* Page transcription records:

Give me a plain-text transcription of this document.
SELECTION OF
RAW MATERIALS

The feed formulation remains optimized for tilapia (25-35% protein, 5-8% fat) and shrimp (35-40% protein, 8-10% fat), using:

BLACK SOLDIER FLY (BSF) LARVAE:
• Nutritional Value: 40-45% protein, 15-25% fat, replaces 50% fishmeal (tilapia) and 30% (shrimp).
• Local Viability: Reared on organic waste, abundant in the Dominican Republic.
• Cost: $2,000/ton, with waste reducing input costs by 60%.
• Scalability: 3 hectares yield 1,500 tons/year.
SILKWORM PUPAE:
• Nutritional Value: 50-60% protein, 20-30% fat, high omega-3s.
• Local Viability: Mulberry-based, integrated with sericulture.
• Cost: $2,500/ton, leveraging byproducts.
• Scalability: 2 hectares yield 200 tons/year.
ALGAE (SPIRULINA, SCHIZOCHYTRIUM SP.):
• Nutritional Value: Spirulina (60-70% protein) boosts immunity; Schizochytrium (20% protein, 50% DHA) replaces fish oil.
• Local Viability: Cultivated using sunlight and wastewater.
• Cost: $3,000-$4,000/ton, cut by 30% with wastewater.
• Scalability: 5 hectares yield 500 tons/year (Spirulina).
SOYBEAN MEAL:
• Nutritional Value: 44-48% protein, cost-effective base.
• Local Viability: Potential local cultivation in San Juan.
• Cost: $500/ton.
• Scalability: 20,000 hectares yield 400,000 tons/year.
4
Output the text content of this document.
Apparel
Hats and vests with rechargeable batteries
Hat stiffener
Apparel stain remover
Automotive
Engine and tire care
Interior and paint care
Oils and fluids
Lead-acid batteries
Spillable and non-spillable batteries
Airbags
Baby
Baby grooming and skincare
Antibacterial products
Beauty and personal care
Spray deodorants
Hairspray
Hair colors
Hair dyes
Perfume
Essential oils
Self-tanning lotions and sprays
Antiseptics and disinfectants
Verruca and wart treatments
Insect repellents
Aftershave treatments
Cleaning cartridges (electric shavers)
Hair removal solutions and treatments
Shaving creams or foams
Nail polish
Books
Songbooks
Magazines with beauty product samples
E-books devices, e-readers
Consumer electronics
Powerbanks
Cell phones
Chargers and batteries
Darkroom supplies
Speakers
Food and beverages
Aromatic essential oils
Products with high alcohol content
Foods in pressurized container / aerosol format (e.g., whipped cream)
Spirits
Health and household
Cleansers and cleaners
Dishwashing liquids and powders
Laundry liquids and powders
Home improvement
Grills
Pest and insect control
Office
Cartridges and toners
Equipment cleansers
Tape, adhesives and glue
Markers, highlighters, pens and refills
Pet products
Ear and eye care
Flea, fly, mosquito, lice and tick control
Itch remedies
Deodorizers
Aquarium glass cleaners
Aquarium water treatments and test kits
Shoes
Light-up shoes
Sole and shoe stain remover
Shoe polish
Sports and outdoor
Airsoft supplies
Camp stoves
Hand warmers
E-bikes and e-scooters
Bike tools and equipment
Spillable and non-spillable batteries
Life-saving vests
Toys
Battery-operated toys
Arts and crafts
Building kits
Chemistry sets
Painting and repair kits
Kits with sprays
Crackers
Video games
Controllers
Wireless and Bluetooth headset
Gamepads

* Exercise directions: Faithfully reproduce all of the records, character for character.

* Exercise answer:
Give me a plain-text transcription of this document.
SELECTION OF
RAW MATERIALS

The feed formulation remains optimized for tilapia (25-35% protein, 5-8% fat) and shrimp (35-40% protein, 8-10% fat), using:

BLACK SOLDIER FLY (BSF) LARVAE:
• Nutritional Value: 40-45% protein, 15-25% fat, replaces 50% fishmeal (tilapia) and 30% (shrimp).
• Local Viability: Reared on organic waste, abundant in the Dominican Republic.
• Cost: $2,000/ton, with waste reducing input costs by 60%.
• Scalability: 3 hectares yield 1,500 tons/year.
SILKWORM PUPAE:
• Nutritional Value: 50-60% protein, 20-30% fat, high omega-3s.
• Local Viability: Mulberry-based, integrated with sericulture.
• Cost: $2,500/ton, leveraging byproducts.
• Scalability: 2 hectares yield 200 tons/year.
ALGAE (SPIRULINA, SCHIZOCHYTRIUM SP.):
• Nutritional Value: Spirulina (60-70% protein) boosts immunity; Schizochytrium (20% protein, 50% DHA) replaces fish oil.
• Local Viability: Cultivated using sunlight and wastewater.
• Cost: $3,000-$4,000/ton, cut by 30% with wastewater.
• Scalability: 5 hectares yield 500 tons/year (Spirulina).
SOYBEAN MEAL:
• Nutritional Value: 44-48% protein, cost-effective base.
• Local Viability: Potential local cultivation in San Juan.
• Cost: $500/ton.
• Scalability: 20,000 hectares yield 400,000 tons/year.
4
Output the text content of this document.
Apparel
Hats and vests with rechargeable batteries
Hat stiffener
Apparel stain remover
Automotive
Engine and tire care
Interior and paint care
Oils and fluids
Lead-acid batteries
Spillable and non-spillable batteries
Airbags
Baby
Baby grooming and skincare
Antibacterial products
Beauty and personal care
Spray deodorants
Hairspray
Hair colors
Hair dyes
Perfume
Essential oils
Self-tanning lotions and sprays
Antiseptics and disinfectants
Verruca and wart treatments
Insect repellents
Aftershave treatments
Cleaning cartridges (electric shavers)
Hair removal solutions and treatments
Shaving creams or foams
Nail polish
Books
Songbooks
Magazines with beauty product samples
E-books devices, e-readers
Consumer electronics
Powerbanks
Cell phones
Chargers and batteries
Darkroom supplies
Speakers
Food and beverages
Aromatic essential oils
Products with high alcohol content
Foods in pressurized container / aerosol format (e.g., whipped cream)
Spirits
Health and household
Cleansers and cleaners
Dishwashing liquids and powders
Laundry liquids and powders
Home improvement
Grills
Pest and insect control
Office
Cartridges and toners
Equipment cleansers
Tape, adhesives and glue
Markers, highlighters, pens and refills
Pet products
Ear and eye care
Flea, fly, mosquito, lice and tick control
Itch remedies
Deodorizers
Aquarium glass cleaners
Aquarium water treatments and test kits
Shoes
Light-up shoes
Sole and shoe stain remover
Shoe polish
Sports and outdoor
Airsoft supplies
Camp stoves
Hand warmers
E-bikes and e-scooters
Bike tools and equipment
Spillable and non-spillable batteries
Life-saving vests
Toys
Battery-operated toys
Arts and crafts
Building kits
Chemistry sets
Painting and repair kits
Kits with sprays
Crackers
Video games
Controllers
Wireless and Bluetooth headset
Gamepads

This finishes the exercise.